START Entries shown
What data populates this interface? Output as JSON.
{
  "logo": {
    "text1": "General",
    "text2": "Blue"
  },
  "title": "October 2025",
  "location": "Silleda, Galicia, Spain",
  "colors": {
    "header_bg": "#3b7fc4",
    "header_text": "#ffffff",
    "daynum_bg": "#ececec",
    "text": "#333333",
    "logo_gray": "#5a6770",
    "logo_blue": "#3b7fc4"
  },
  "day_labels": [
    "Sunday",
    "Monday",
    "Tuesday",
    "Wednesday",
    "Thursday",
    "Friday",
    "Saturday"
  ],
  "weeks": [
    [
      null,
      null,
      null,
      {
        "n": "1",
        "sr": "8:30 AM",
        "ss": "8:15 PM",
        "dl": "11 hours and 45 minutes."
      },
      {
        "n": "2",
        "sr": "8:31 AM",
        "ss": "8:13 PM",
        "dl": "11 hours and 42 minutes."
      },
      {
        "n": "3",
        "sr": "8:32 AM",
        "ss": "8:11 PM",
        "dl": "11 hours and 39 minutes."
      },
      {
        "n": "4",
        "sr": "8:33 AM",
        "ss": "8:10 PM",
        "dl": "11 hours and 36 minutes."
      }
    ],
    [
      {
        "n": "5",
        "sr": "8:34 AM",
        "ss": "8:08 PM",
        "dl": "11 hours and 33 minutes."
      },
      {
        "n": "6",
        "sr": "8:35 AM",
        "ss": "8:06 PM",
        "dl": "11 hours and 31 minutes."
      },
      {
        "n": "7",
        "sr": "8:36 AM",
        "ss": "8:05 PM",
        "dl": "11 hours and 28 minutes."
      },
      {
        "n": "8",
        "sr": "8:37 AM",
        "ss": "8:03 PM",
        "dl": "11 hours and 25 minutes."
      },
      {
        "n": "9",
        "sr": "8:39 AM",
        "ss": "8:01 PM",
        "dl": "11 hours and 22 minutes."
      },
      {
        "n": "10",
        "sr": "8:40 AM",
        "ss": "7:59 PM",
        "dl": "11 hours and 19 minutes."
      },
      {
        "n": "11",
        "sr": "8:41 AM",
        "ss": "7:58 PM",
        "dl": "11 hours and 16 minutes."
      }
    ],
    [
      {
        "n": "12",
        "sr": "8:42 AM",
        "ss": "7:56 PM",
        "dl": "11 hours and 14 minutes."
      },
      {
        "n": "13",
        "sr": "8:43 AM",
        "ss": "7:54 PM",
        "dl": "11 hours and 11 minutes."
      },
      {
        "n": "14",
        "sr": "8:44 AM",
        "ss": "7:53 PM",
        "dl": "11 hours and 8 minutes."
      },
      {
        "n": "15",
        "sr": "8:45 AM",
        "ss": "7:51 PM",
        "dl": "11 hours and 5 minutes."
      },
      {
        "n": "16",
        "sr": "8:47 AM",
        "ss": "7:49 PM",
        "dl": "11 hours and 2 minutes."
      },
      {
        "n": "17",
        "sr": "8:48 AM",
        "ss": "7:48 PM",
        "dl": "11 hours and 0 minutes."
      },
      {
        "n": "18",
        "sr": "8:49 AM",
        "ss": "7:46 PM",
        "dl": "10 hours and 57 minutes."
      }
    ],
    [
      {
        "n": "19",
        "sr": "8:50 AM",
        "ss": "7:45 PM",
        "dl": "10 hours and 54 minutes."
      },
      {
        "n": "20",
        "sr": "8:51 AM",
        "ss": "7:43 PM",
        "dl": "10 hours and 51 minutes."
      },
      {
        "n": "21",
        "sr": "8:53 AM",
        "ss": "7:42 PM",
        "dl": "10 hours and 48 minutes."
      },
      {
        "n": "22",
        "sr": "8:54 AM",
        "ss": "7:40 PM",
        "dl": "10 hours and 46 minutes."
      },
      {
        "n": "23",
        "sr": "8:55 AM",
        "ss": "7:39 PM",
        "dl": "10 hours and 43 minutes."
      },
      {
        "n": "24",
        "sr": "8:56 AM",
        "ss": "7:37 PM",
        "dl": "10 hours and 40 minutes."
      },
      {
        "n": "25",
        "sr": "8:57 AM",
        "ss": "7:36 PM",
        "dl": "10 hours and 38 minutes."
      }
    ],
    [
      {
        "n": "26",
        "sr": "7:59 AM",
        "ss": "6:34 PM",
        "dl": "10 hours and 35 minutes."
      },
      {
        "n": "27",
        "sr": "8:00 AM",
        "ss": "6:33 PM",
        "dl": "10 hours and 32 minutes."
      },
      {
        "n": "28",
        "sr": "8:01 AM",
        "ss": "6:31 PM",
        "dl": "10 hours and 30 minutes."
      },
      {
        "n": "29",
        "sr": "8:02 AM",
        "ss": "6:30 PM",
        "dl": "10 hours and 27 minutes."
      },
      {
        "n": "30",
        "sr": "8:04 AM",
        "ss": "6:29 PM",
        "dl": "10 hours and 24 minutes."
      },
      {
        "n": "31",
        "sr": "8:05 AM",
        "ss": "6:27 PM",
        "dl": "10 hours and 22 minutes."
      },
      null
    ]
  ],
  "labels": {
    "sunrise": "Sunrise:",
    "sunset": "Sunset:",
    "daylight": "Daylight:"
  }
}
END Entries shown
START Entries shown
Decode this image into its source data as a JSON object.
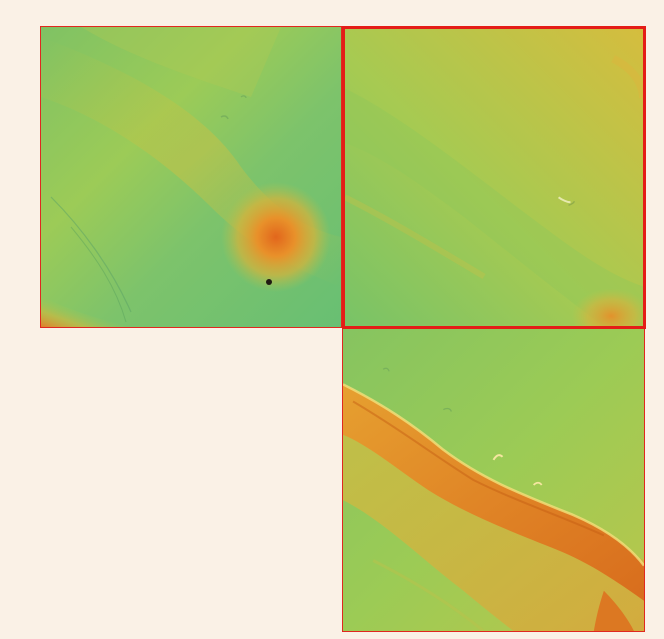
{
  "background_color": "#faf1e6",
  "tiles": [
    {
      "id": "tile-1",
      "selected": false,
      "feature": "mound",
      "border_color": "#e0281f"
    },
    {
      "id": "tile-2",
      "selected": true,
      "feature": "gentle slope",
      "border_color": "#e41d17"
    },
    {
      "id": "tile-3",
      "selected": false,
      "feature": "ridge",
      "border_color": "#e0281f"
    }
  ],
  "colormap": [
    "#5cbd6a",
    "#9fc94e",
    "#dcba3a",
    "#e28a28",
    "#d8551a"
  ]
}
END Entries shown
START Entries shown
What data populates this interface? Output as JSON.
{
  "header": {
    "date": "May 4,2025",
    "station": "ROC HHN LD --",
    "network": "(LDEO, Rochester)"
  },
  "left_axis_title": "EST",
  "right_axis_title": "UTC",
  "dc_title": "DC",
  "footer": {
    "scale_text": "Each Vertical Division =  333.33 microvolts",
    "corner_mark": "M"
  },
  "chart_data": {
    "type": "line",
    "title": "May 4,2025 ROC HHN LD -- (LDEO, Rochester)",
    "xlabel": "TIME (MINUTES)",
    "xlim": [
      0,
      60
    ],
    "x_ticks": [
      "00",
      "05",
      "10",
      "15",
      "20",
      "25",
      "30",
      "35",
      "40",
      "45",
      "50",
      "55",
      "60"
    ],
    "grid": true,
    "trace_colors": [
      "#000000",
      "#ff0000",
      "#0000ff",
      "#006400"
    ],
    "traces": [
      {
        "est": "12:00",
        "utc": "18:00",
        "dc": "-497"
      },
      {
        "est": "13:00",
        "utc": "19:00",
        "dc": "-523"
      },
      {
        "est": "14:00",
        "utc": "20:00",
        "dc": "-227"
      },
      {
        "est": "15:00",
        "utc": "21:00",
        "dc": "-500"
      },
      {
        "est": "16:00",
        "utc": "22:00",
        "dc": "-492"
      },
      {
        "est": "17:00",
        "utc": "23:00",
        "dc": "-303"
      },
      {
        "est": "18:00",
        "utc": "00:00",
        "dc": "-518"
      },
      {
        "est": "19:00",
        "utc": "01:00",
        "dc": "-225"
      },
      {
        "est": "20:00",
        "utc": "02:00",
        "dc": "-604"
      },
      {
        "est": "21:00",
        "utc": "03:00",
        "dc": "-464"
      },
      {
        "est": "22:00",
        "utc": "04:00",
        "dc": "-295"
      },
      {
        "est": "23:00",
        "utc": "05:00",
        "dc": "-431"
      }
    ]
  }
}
END Entries shown
* Instructions for the task
Check each line of the records for "Rochester" and copy the ones that contain it.

* Answer
    "network": "(LDEO, Rochester)"
    "title": "May 4,2025 ROC HHN LD -- (LDEO, Rochester)",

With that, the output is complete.